**Exercise description**
Exclude any images and output the remaining records exactly.

* begin *

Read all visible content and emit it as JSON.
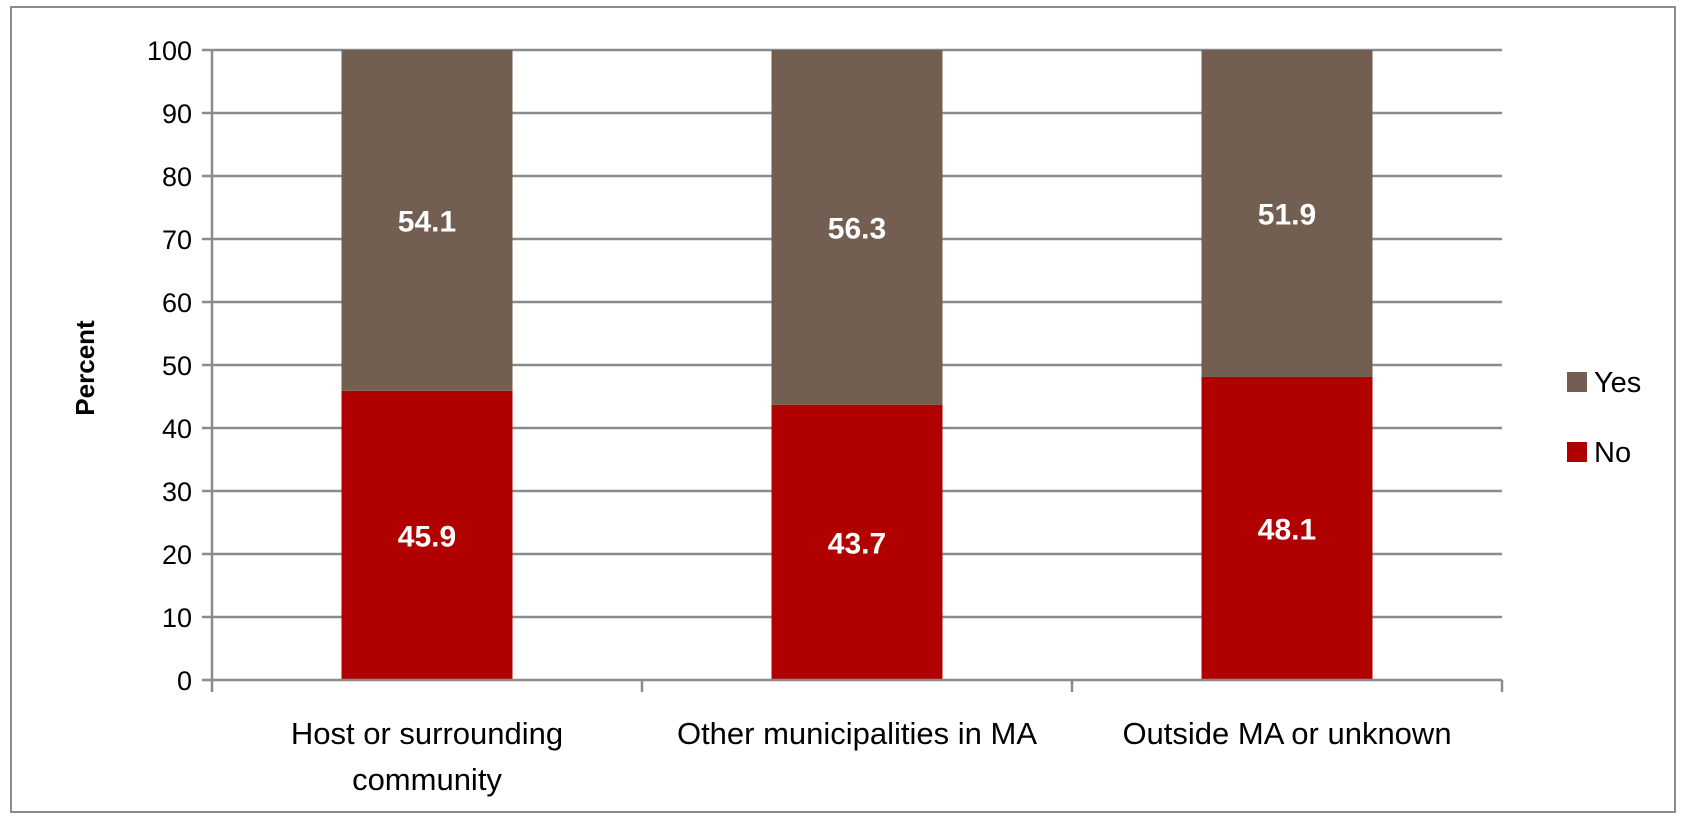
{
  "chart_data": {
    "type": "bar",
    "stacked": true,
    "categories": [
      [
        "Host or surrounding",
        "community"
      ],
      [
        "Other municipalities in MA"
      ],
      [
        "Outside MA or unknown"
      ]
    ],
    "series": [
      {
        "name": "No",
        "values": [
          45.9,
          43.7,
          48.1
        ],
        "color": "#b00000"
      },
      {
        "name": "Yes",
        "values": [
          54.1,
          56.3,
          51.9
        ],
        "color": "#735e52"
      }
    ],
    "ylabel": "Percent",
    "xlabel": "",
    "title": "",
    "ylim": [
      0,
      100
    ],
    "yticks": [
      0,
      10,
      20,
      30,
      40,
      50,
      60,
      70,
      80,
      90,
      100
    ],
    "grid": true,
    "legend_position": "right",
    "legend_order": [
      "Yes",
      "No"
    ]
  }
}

* end *

**Completed exercise**
Read all visible content and emit it as JSON.
{
  "chart_data": {
    "type": "bar",
    "stacked": true,
    "categories": [
      [
        "Host or surrounding",
        "community"
      ],
      [
        "Other municipalities in MA"
      ],
      [
        "Outside MA or unknown"
      ]
    ],
    "series": [
      {
        "name": "No",
        "values": [
          45.9,
          43.7,
          48.1
        ],
        "color": "#b00000"
      },
      {
        "name": "Yes",
        "values": [
          54.1,
          56.3,
          51.9
        ],
        "color": "#735e52"
      }
    ],
    "ylabel": "Percent",
    "xlabel": "",
    "title": "",
    "ylim": [
      0,
      100
    ],
    "yticks": [
      0,
      10,
      20,
      30,
      40,
      50,
      60,
      70,
      80,
      90,
      100
    ],
    "grid": true,
    "legend_position": "right",
    "legend_order": [
      "Yes",
      "No"
    ]
  }
}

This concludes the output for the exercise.